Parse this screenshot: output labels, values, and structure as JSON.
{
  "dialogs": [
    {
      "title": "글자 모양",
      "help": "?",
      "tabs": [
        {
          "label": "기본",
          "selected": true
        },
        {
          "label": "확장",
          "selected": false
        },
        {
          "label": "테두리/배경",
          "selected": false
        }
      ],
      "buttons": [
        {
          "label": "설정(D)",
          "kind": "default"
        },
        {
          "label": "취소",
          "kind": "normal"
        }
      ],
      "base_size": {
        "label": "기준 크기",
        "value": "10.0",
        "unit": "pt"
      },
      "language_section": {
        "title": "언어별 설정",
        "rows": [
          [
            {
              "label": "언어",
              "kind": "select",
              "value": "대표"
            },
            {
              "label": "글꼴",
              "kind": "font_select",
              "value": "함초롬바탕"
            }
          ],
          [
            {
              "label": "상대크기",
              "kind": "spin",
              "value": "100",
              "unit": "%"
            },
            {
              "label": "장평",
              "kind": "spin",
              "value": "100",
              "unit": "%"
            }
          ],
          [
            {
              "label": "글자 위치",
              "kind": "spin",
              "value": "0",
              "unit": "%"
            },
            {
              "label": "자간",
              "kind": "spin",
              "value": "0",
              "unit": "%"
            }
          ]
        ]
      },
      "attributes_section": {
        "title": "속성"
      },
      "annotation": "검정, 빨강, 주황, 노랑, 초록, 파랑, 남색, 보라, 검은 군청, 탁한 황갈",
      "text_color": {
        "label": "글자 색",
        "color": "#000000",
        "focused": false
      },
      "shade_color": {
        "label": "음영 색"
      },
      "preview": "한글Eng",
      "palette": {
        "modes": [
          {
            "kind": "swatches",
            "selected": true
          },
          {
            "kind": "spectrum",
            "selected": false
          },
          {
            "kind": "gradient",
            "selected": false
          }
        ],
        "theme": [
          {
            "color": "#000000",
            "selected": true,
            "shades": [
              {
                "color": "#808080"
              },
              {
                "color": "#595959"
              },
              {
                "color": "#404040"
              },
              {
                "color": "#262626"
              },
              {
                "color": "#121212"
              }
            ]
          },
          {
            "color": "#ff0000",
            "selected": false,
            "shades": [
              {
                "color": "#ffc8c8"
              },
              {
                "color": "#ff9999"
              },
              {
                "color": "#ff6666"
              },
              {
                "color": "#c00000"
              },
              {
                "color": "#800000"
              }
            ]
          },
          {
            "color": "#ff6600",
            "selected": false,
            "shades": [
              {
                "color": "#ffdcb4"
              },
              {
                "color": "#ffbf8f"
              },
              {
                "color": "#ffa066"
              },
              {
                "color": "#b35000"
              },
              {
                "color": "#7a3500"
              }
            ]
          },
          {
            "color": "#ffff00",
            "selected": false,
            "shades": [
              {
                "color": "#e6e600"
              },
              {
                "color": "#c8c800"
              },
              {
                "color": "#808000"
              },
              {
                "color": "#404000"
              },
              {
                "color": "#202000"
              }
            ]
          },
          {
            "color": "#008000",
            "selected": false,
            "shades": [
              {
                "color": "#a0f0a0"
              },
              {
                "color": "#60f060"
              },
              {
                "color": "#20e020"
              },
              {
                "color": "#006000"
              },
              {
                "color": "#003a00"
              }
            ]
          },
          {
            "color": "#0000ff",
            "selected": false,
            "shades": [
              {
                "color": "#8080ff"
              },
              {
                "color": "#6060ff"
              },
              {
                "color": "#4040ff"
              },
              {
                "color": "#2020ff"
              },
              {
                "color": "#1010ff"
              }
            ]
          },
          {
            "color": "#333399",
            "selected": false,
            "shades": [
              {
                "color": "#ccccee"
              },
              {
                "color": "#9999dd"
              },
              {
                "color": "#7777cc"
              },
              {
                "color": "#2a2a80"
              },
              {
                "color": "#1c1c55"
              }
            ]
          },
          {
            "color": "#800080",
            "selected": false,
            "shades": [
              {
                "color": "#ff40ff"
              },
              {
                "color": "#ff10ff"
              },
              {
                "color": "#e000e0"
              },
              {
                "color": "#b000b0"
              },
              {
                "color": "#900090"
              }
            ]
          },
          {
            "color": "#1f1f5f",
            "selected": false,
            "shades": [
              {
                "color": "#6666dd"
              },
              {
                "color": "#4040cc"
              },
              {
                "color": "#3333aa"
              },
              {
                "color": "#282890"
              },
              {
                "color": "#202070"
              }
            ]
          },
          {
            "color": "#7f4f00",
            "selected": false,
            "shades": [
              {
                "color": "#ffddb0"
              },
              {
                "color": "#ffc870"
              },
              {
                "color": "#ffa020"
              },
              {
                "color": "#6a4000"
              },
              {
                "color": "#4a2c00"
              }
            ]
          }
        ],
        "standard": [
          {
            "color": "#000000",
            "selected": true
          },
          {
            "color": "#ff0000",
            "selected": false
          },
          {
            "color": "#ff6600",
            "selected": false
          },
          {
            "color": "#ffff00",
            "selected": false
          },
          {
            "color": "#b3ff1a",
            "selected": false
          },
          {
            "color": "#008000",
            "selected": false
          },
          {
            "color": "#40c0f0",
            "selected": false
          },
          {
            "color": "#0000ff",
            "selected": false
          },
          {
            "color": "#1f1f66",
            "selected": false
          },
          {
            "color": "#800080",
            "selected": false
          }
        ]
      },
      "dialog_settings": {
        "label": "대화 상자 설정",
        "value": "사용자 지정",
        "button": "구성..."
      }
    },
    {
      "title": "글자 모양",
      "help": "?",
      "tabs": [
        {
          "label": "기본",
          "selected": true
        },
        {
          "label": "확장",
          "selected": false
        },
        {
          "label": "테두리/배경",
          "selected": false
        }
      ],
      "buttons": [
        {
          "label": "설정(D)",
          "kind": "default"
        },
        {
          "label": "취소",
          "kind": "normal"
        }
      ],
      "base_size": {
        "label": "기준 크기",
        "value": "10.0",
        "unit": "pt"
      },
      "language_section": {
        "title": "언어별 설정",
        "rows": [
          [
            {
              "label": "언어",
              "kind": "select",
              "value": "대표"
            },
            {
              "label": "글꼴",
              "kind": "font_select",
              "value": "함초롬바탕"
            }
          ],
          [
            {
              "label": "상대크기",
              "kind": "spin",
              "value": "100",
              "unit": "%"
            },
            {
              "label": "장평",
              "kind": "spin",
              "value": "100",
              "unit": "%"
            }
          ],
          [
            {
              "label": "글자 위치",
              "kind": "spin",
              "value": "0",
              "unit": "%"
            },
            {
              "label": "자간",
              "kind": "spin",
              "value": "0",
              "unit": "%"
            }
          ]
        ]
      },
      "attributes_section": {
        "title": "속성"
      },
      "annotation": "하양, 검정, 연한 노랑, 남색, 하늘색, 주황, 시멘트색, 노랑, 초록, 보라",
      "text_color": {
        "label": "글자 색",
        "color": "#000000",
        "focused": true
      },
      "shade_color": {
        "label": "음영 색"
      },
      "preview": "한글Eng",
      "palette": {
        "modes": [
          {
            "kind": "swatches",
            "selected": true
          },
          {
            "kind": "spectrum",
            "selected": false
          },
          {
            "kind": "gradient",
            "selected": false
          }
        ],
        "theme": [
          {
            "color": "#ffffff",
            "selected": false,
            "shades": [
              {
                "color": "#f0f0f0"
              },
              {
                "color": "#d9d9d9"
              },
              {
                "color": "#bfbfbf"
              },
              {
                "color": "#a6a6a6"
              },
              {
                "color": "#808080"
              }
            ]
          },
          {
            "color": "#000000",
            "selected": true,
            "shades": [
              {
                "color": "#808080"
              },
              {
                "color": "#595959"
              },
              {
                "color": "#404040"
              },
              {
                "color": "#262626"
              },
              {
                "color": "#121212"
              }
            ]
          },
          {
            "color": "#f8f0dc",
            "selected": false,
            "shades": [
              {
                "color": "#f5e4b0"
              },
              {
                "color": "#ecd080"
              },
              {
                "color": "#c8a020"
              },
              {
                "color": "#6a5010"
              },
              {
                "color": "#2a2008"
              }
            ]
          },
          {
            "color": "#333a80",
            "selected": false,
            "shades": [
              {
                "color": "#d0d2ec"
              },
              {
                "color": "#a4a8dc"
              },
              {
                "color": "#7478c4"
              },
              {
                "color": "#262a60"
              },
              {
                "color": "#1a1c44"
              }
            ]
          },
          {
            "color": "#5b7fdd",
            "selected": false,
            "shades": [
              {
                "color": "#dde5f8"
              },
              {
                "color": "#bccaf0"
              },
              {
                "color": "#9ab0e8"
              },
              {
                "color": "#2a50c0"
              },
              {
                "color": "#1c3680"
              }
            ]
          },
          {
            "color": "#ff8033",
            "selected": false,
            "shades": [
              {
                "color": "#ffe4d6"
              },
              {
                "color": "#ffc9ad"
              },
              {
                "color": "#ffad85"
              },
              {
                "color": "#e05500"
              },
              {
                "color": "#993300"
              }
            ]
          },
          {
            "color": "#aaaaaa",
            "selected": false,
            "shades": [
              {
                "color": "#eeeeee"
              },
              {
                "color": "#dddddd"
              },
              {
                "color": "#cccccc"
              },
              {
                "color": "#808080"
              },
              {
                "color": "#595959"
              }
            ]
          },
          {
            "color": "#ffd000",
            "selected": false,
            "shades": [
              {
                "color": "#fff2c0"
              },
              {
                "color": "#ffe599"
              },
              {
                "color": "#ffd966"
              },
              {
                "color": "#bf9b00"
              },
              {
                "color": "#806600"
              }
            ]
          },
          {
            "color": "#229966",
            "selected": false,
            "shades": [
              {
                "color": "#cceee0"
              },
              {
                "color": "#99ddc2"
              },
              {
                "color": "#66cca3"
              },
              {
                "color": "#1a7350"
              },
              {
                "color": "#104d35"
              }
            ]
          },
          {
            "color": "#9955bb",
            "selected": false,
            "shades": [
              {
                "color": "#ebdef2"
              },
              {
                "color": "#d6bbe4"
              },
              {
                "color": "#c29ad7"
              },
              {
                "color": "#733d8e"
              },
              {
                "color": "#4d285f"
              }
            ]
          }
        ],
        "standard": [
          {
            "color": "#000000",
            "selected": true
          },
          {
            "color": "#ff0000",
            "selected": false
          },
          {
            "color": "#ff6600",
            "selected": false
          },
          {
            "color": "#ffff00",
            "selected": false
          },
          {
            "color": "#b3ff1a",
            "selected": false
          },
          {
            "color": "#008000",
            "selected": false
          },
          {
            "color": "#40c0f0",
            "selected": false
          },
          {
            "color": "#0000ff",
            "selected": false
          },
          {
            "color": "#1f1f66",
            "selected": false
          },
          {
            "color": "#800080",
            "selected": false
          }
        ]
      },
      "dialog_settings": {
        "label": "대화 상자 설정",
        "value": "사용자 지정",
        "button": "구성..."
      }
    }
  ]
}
+ + + +
TASK PROMPT> Above is a listing; report how many of its lines include the word "annotation", giving the number only.

FINISHED EXERCISE> 2